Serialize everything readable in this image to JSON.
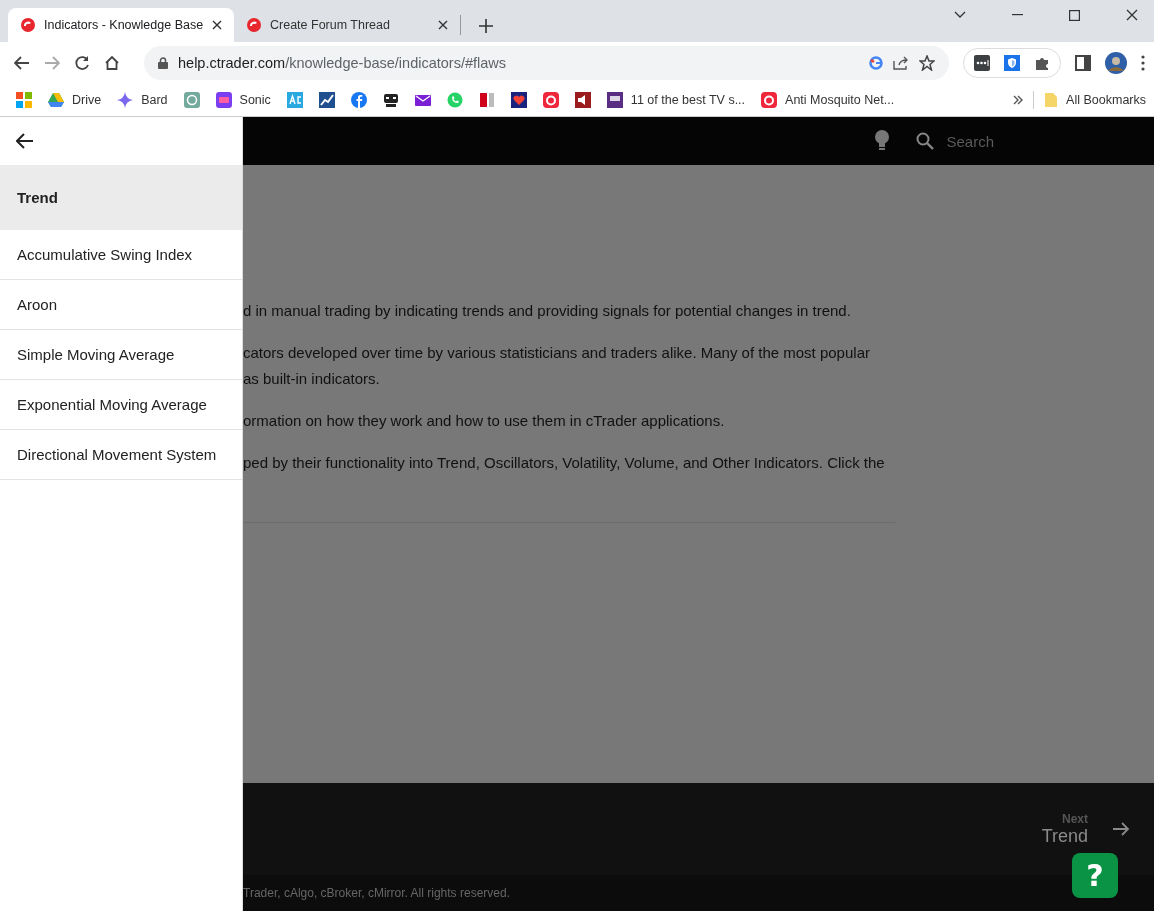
{
  "browser": {
    "tabs": [
      {
        "title": "Indicators - Knowledge Base",
        "selected": true
      },
      {
        "title": "Create Forum Thread",
        "selected": false
      }
    ],
    "address": {
      "host": "help.ctrader.com",
      "path": "/knowledge-base/indicators/#flaws"
    },
    "bookmarks": [
      {
        "kind": "icon"
      },
      {
        "kind": "link",
        "label": "Drive"
      },
      {
        "kind": "link",
        "label": "Bard"
      },
      {
        "kind": "icon"
      },
      {
        "kind": "link",
        "label": "Sonic"
      },
      {
        "kind": "icon"
      },
      {
        "kind": "icon"
      },
      {
        "kind": "icon"
      },
      {
        "kind": "icon"
      },
      {
        "kind": "icon"
      },
      {
        "kind": "icon"
      },
      {
        "kind": "icon"
      },
      {
        "kind": "icon"
      },
      {
        "kind": "icon"
      },
      {
        "kind": "icon"
      },
      {
        "kind": "link",
        "label": "11 of the best TV s..."
      },
      {
        "kind": "link",
        "label": "Anti Mosquito Net..."
      }
    ],
    "all_bookmarks": "All Bookmarks"
  },
  "site": {
    "search_placeholder": "Search",
    "drawer": {
      "section": "Trend",
      "items": [
        "Accumulative Swing Index",
        "Aroon",
        "Simple Moving Average",
        "Exponential Moving Average",
        "Directional Movement System"
      ]
    },
    "paragraphs": [
      {
        "lines": [
          "d in manual trading by indicating trends and providing signals for potential changes in trend."
        ]
      },
      {
        "lines": [
          "cators developed over time by various statisticians and traders alike. Many of the most popular",
          "as built-in indicators."
        ]
      },
      {
        "lines": [
          "ormation on how they work and how to use them in cTrader applications."
        ]
      },
      {
        "lines": [
          "ped by their functionality into Trend, Oscillators, Volatility, Volume, and Other Indicators. Click the"
        ]
      }
    ],
    "next": {
      "caption": "Next",
      "title": "Trend"
    },
    "copyright": "Trader, cAlgo, cBroker, cMirror. All rights reserved.",
    "help_button": "?"
  }
}
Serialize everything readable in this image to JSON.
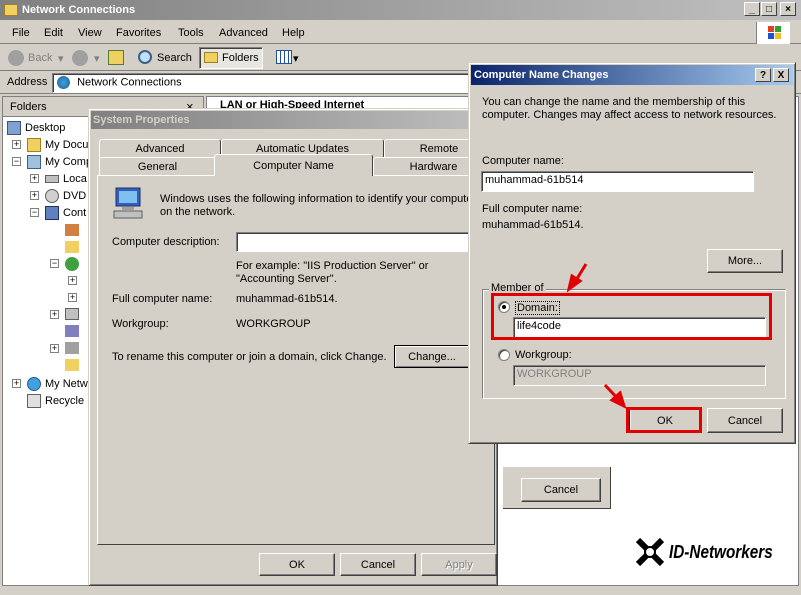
{
  "explorer": {
    "title": "Network Connections",
    "menu": [
      "File",
      "Edit",
      "View",
      "Favorites",
      "Tools",
      "Advanced",
      "Help"
    ],
    "toolbar": {
      "back": "Back",
      "search": "Search",
      "folders": "Folders"
    },
    "address_label": "Address",
    "address_value": "Network Connections",
    "folders_pane_title": "Folders",
    "tree": [
      "Desktop",
      "My Docu",
      "My Comp",
      "Loca",
      "DVD",
      "Cont",
      "My Netw",
      "Recycle"
    ],
    "content_heading": "LAN or High-Speed Internet",
    "bg_cancel": "Cancel"
  },
  "system_properties": {
    "title": "System Properties",
    "tabs_back": [
      "Advanced",
      "Automatic Updates",
      "Remote"
    ],
    "tabs_front": [
      "General",
      "Computer Name",
      "Hardware"
    ],
    "intro": "Windows uses the following information to identify your computer on the network.",
    "description_label": "Computer description:",
    "description_value": "",
    "example": "For example: \"IIS Production Server\" or \"Accounting Server\".",
    "full_name_label": "Full computer name:",
    "full_name_value": "muhammad-61b514.",
    "workgroup_label": "Workgroup:",
    "workgroup_value": "WORKGROUP",
    "rename_text": "To rename this computer or join a domain, click Change.",
    "change_button": "Change...",
    "ok": "OK",
    "cancel": "Cancel",
    "apply": "Apply"
  },
  "name_changes": {
    "title": "Computer Name Changes",
    "help_btn": "?",
    "close_btn": "X",
    "intro": "You can change the name and the membership of this computer. Changes may affect access to network resources.",
    "computer_name_label": "Computer name:",
    "computer_name_value": "muhammad-61b514",
    "full_name_label": "Full computer name:",
    "full_name_value": "muhammad-61b514.",
    "more_button": "More...",
    "member_of": "Member of",
    "domain_label": "Domain:",
    "domain_value": "life4code",
    "workgroup_label": "Workgroup:",
    "workgroup_value": "WORKGROUP",
    "ok": "OK",
    "cancel": "Cancel"
  },
  "watermark": "ID-Networkers",
  "colors": {
    "highlight_red": "#e00000",
    "active_title": "#0a246a"
  }
}
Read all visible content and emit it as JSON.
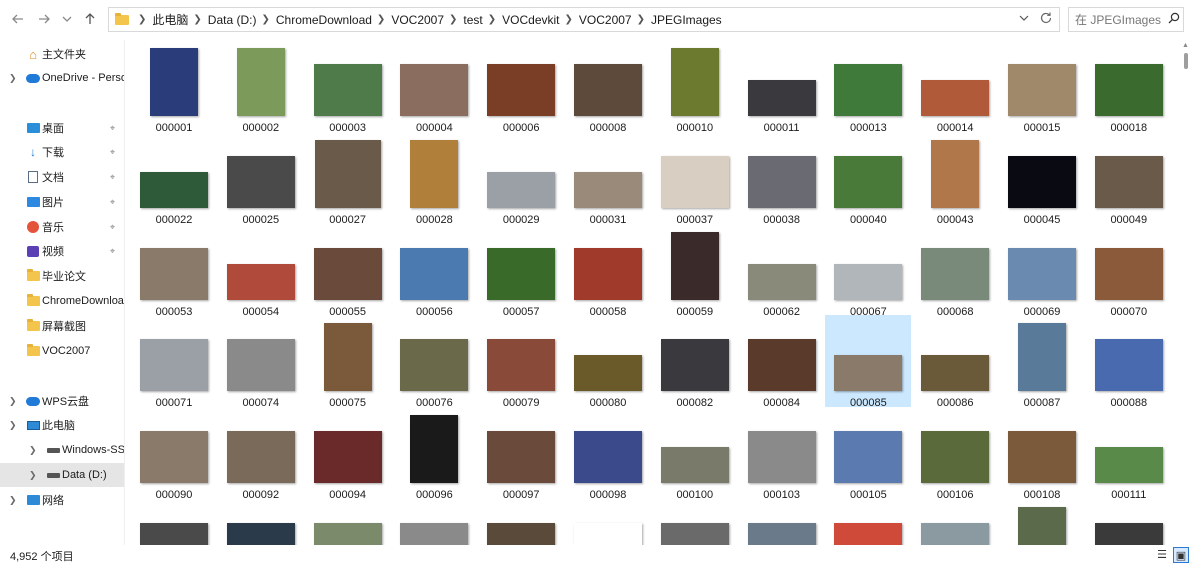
{
  "window": {
    "breadcrumb": [
      "此电脑",
      "Data (D:)",
      "ChromeDownload",
      "VOC2007",
      "test",
      "VOCdevkit",
      "VOC2007",
      "JPEGImages"
    ],
    "search_placeholder": "在 JPEGImages ..."
  },
  "sidebar": {
    "items": [
      {
        "label": "主文件夹",
        "icon": "home-icon",
        "chevron": false,
        "pinned": false
      },
      {
        "label": "OneDrive - Persor",
        "icon": "onedrive-cloud-icon",
        "chevron": true,
        "pinned": false
      },
      {
        "label": "桌面",
        "icon": "desktop-icon",
        "chevron": false,
        "pinned": true
      },
      {
        "label": "下载",
        "icon": "download-icon",
        "chevron": false,
        "pinned": true
      },
      {
        "label": "文档",
        "icon": "document-icon",
        "chevron": false,
        "pinned": true
      },
      {
        "label": "图片",
        "icon": "pictures-icon",
        "chevron": false,
        "pinned": true
      },
      {
        "label": "音乐",
        "icon": "music-icon",
        "chevron": false,
        "pinned": true
      },
      {
        "label": "视频",
        "icon": "video-icon",
        "chevron": false,
        "pinned": true
      },
      {
        "label": "毕业论文",
        "icon": "folder-icon",
        "chevron": false,
        "pinned": false
      },
      {
        "label": "ChromeDownloac",
        "icon": "folder-icon",
        "chevron": false,
        "pinned": false
      },
      {
        "label": "屏幕截图",
        "icon": "folder-icon",
        "chevron": false,
        "pinned": false
      },
      {
        "label": "VOC2007",
        "icon": "folder-icon",
        "chevron": false,
        "pinned": false
      },
      {
        "label": "WPS云盘",
        "icon": "wps-cloud-icon",
        "chevron": true,
        "pinned": false
      },
      {
        "label": "此电脑",
        "icon": "this-pc-icon",
        "chevron": true,
        "pinned": false
      },
      {
        "label": "Windows-SSD (C",
        "icon": "drive-icon",
        "chevron": true,
        "pinned": false
      },
      {
        "label": "Data (D:)",
        "icon": "drive-icon",
        "chevron": true,
        "pinned": false,
        "selected": true
      },
      {
        "label": "网络",
        "icon": "network-icon",
        "chevron": true,
        "pinned": false
      }
    ]
  },
  "files": [
    {
      "name": "000001",
      "color": "#2a3d7a",
      "orient": "p"
    },
    {
      "name": "000002",
      "color": "#7c9a5a",
      "orient": "p"
    },
    {
      "name": "000003",
      "color": "#4f7a4a",
      "orient": "l"
    },
    {
      "name": "000004",
      "color": "#8a6d5e",
      "orient": "l"
    },
    {
      "name": "000006",
      "color": "#7a3e26",
      "orient": "l"
    },
    {
      "name": "000008",
      "color": "#5e4a3a",
      "orient": "l"
    },
    {
      "name": "000010",
      "color": "#6b7a2e",
      "orient": "p"
    },
    {
      "name": "000011",
      "color": "#3a3a3e",
      "orient": "w"
    },
    {
      "name": "000013",
      "color": "#3f7a3a",
      "orient": "l"
    },
    {
      "name": "000014",
      "color": "#b05a3a",
      "orient": "w"
    },
    {
      "name": "000015",
      "color": "#a0886a",
      "orient": "l"
    },
    {
      "name": "000018",
      "color": "#3a6a2e",
      "orient": "l"
    },
    {
      "name": "000022",
      "color": "#2e5a3a",
      "orient": "w"
    },
    {
      "name": "000025",
      "color": "#4a4a4a",
      "orient": "l"
    },
    {
      "name": "000027",
      "color": "#6a5a4a",
      "orient": "q"
    },
    {
      "name": "000028",
      "color": "#b0803a",
      "orient": "p"
    },
    {
      "name": "000029",
      "color": "#9aa0a6",
      "orient": "w"
    },
    {
      "name": "000031",
      "color": "#9a8a7a",
      "orient": "w"
    },
    {
      "name": "000037",
      "color": "#d8cfc2",
      "orient": "l"
    },
    {
      "name": "000038",
      "color": "#6a6a72",
      "orient": "l"
    },
    {
      "name": "000040",
      "color": "#4a7a3a",
      "orient": "l"
    },
    {
      "name": "000043",
      "color": "#b0784a",
      "orient": "p"
    },
    {
      "name": "000045",
      "color": "#0a0a12",
      "orient": "l"
    },
    {
      "name": "000049",
      "color": "#6a5a4a",
      "orient": "l"
    },
    {
      "name": "000053",
      "color": "#8a7a6a",
      "orient": "l"
    },
    {
      "name": "000054",
      "color": "#b04a3a",
      "orient": "w"
    },
    {
      "name": "000055",
      "color": "#6a4a3a",
      "orient": "l"
    },
    {
      "name": "000056",
      "color": "#4a7ab0",
      "orient": "l"
    },
    {
      "name": "000057",
      "color": "#3a6a2a",
      "orient": "l"
    },
    {
      "name": "000058",
      "color": "#a03a2a",
      "orient": "l"
    },
    {
      "name": "000059",
      "color": "#3a2a2a",
      "orient": "p"
    },
    {
      "name": "000062",
      "color": "#8a8a7a",
      "orient": "w"
    },
    {
      "name": "000067",
      "color": "#b0b6ba",
      "orient": "w"
    },
    {
      "name": "000068",
      "color": "#7a8a7a",
      "orient": "l"
    },
    {
      "name": "000069",
      "color": "#6a8ab0",
      "orient": "l"
    },
    {
      "name": "000070",
      "color": "#8a5a3a",
      "orient": "l"
    },
    {
      "name": "000071",
      "color": "#9aa0a6",
      "orient": "l"
    },
    {
      "name": "000074",
      "color": "#8a8a8a",
      "orient": "l"
    },
    {
      "name": "000075",
      "color": "#7a5a3a",
      "orient": "p"
    },
    {
      "name": "000076",
      "color": "#6a6a4a",
      "orient": "l"
    },
    {
      "name": "000079",
      "color": "#8a4a3a",
      "orient": "l"
    },
    {
      "name": "000080",
      "color": "#6a5a2a",
      "orient": "w"
    },
    {
      "name": "000082",
      "color": "#3a3a3e",
      "orient": "l"
    },
    {
      "name": "000084",
      "color": "#5a3a2a",
      "orient": "l"
    },
    {
      "name": "000085",
      "color": "#8a7a6a",
      "orient": "w",
      "selected": true
    },
    {
      "name": "000086",
      "color": "#6a5a3a",
      "orient": "w"
    },
    {
      "name": "000087",
      "color": "#5a7a9a",
      "orient": "p"
    },
    {
      "name": "000088",
      "color": "#4a6ab0",
      "orient": "l"
    },
    {
      "name": "000090",
      "color": "#8a7a6a",
      "orient": "l"
    },
    {
      "name": "000092",
      "color": "#7a6a5a",
      "orient": "l"
    },
    {
      "name": "000094",
      "color": "#6a2a2a",
      "orient": "l"
    },
    {
      "name": "000096",
      "color": "#1a1a1a",
      "orient": "p"
    },
    {
      "name": "000097",
      "color": "#6a4a3a",
      "orient": "l"
    },
    {
      "name": "000098",
      "color": "#3a4a8a",
      "orient": "l"
    },
    {
      "name": "000100",
      "color": "#7a7a6a",
      "orient": "w"
    },
    {
      "name": "000103",
      "color": "#8a8a8a",
      "orient": "l"
    },
    {
      "name": "000105",
      "color": "#5a7ab0",
      "orient": "l"
    },
    {
      "name": "000106",
      "color": "#5a6a3a",
      "orient": "l"
    },
    {
      "name": "000108",
      "color": "#7a5a3a",
      "orient": "l"
    },
    {
      "name": "000111",
      "color": "#5a8a4a",
      "orient": "w"
    },
    {
      "name": "",
      "color": "#4a4a4a",
      "orient": "l"
    },
    {
      "name": "",
      "color": "#2a3a4a",
      "orient": "l"
    },
    {
      "name": "",
      "color": "#7a8a6a",
      "orient": "l"
    },
    {
      "name": "",
      "color": "#8a8a8a",
      "orient": "l"
    },
    {
      "name": "",
      "color": "#5a4a3a",
      "orient": "l"
    },
    {
      "name": "",
      "color": "#ffffff",
      "orient": "l"
    },
    {
      "name": "",
      "color": "#6a6a6a",
      "orient": "l"
    },
    {
      "name": "",
      "color": "#6a7a8a",
      "orient": "l"
    },
    {
      "name": "",
      "color": "#d04a3a",
      "orient": "l"
    },
    {
      "name": "",
      "color": "#8a9aa0",
      "orient": "l"
    },
    {
      "name": "",
      "color": "#5a6a4a",
      "orient": "p"
    },
    {
      "name": "",
      "color": "#3a3a3a",
      "orient": "l"
    }
  ],
  "status": {
    "item_count": "4,952 个项目"
  },
  "accent": "#cce8ff"
}
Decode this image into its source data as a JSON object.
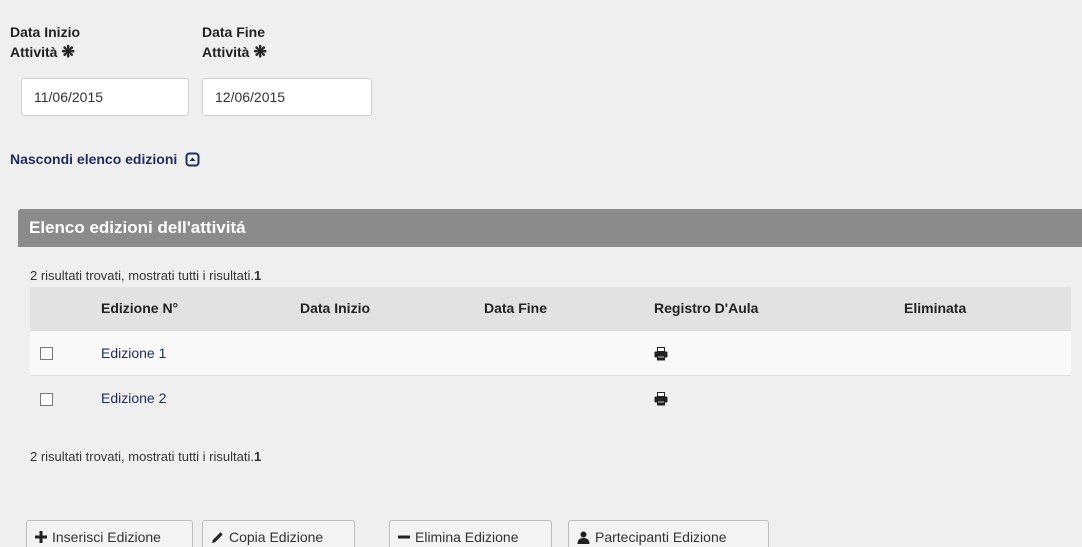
{
  "form": {
    "start_label_line1": "Data Inizio",
    "start_label_line2": "Attività",
    "end_label_line1": "Data Fine",
    "end_label_line2": "Attività",
    "required_mark": "❋",
    "start_value": "11/06/2015",
    "end_value": "12/06/2015"
  },
  "toggle": {
    "label": "Nascondi elenco edizioni"
  },
  "panel": {
    "title": "Elenco edizioni dell'attivitá"
  },
  "results": {
    "text": "2 risultati trovati, mostrati tutti i risultati.",
    "page": "1"
  },
  "table": {
    "headers": {
      "edition": "Edizione N°",
      "start": "Data Inizio",
      "end": "Data Fine",
      "register": "Registro D'Aula",
      "deleted": "Eliminata"
    },
    "rows": [
      {
        "edition": "Edizione 1",
        "start": "",
        "end": "",
        "deleted": ""
      },
      {
        "edition": "Edizione 2",
        "start": "",
        "end": "",
        "deleted": ""
      }
    ]
  },
  "buttons": {
    "insert": "Inserisci Edizione",
    "copy": "Copia Edizione",
    "delete": "Elimina Edizione",
    "participants": "Partecipanti Edizione"
  }
}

--*--

** To be done **
Look through the listing above. Pick out each line with "JPEGImages" and copy it.

** Completed exercise **
      "JPEGImages"
    "search_placeholder": "在 JPEGImages ..."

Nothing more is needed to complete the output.